# Problem requirements
Answer with the number of lines in the listing below that contain the word "August", and nothing else.

# Records to use
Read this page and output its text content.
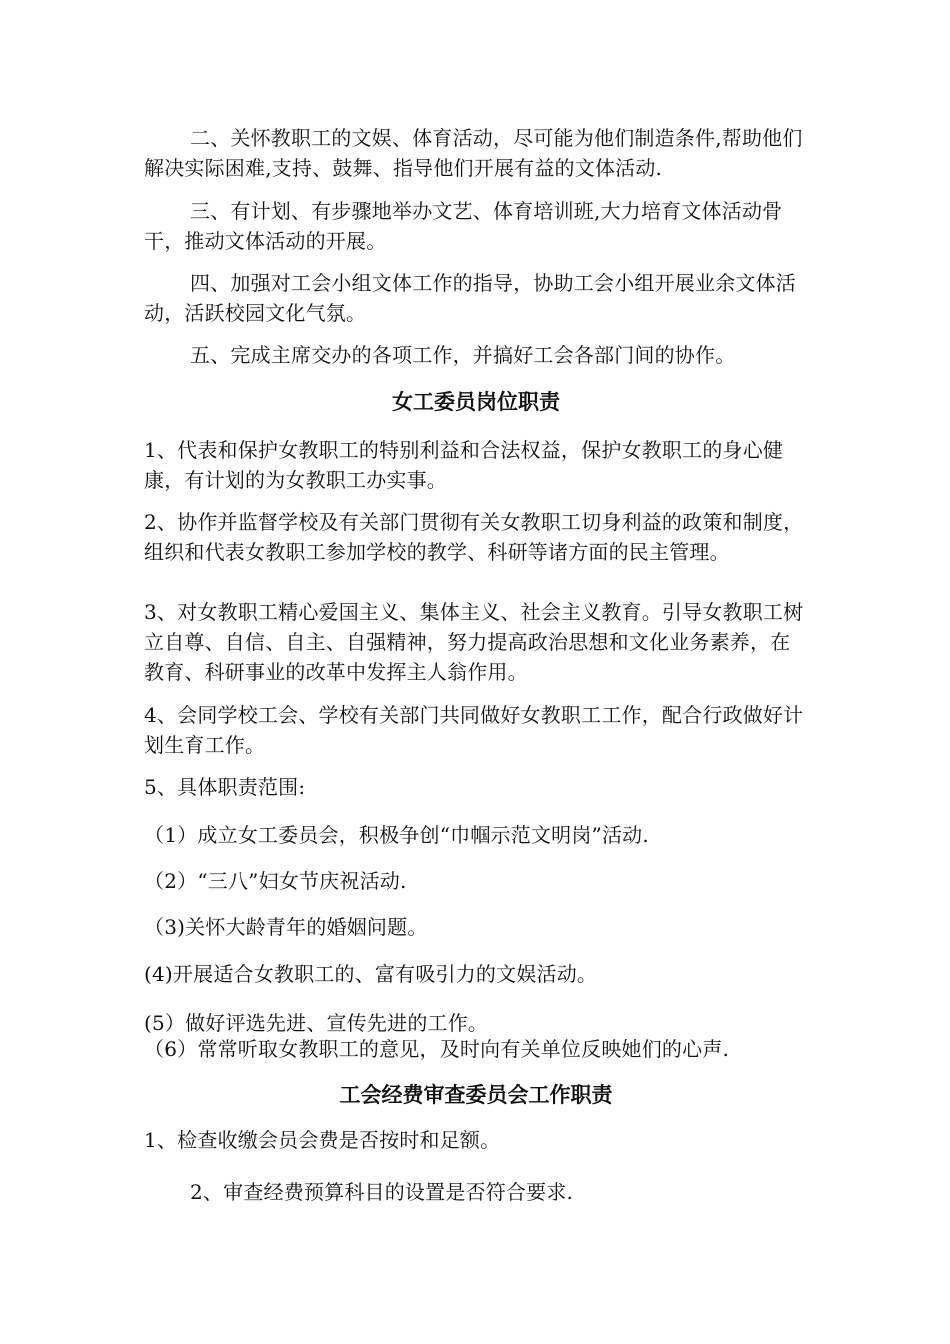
二、关怀教职工的文娱、体育活动，尽可能为他们制造条件,帮助他们解决实际困难,支持、鼓舞、指导他们开展有益的文体活动.

三、有计划、有步骤地举办文艺、体育培训班,大力培育文体活动骨干，推动文体活动的开展。

四、加强对工会小组文体工作的指导，协助工会小组开展业余文体活动，活跃校园文化气氛。

五、完成主席交办的各项工作，并搞好工会各部门间的协作。

女工委员岗位职责

1、代表和保护女教职工的特别利益和合法权益，保护女教职工的身心健康，有计划的为女教职工办实事。

2、协作并监督学校及有关部门贯彻有关女教职工切身利益的政策和制度，组织和代表女教职工参加学校的教学、科研等诸方面的民主管理。

3、对女教职工精心爱国主义、集体主义、社会主义教育。引导女教职工树立自尊、自信、自主、自强精神，努力提高政治思想和文化业务素养，在教育、科研事业的改革中发挥主人翁作用。

4、会同学校工会、学校有关部门共同做好女教职工工作，配合行政做好计划生育工作。

5、具体职责范围:

（1）成立女工委员会，积极争创“巾帼示范文明岗”活动.

（2）“三八”妇女节庆祝活动.

（3)关怀大龄青年的婚姻问题。

(4)开展适合女教职工的、富有吸引力的文娱活动。

(5）做好评选先进、宣传先进的工作。

（6）常常听取女教职工的意见，及时向有关单位反映她们的心声.

工会经费审查委员会工作职责

1、检查收缴会员会费是否按时和足额。

2、审查经费预算科目的设置是否符合要求.
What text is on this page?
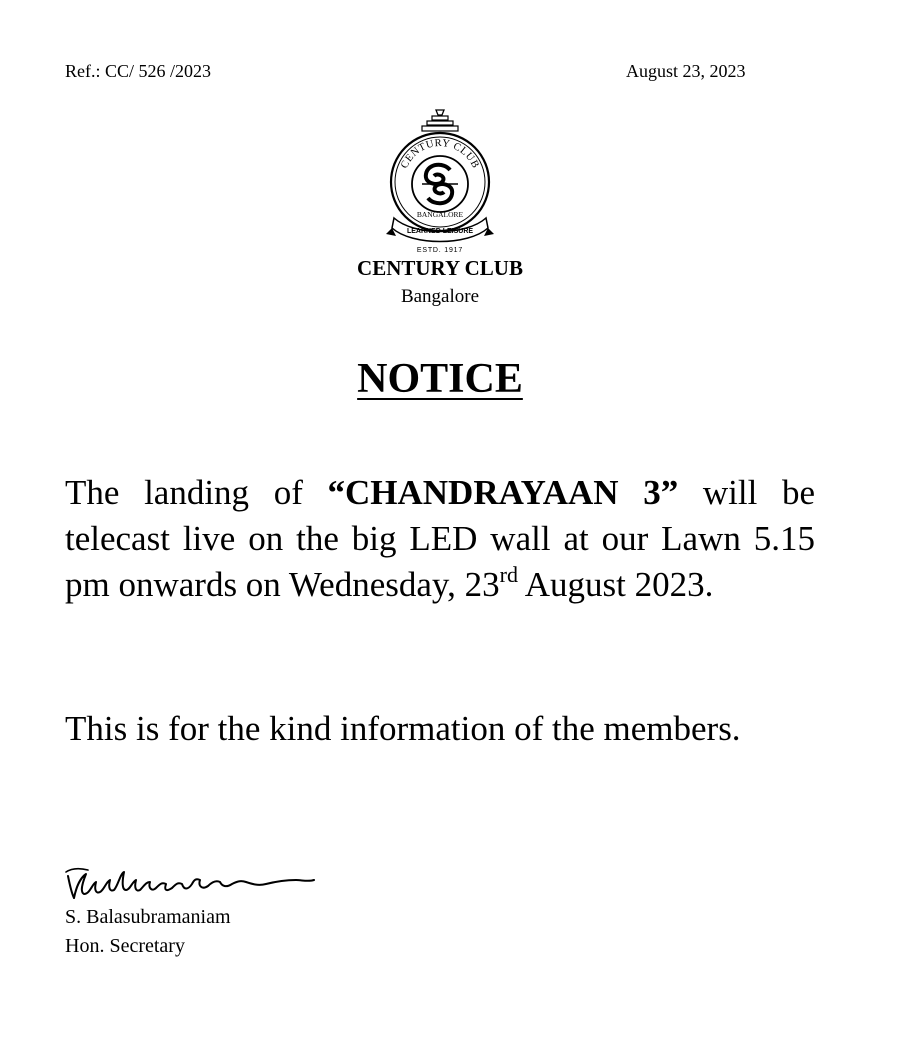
Ref.: CC/ 526 /2023	August 23, 2023
CENTURY CLUB
BANGALORE
LEARNED LEISURE
ESTD. 1917
CENTURY CLUB
Bangalore
NOTICE
The landing of “CHANDRAYAAN 3” will be telecast live on the big LED wall at our Lawn 5.15 pm onwards on Wednesday, 23rd August 2023.
This is for the kind information of the members.
S. Balasubramaniam
Hon. Secretary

# Task answer
2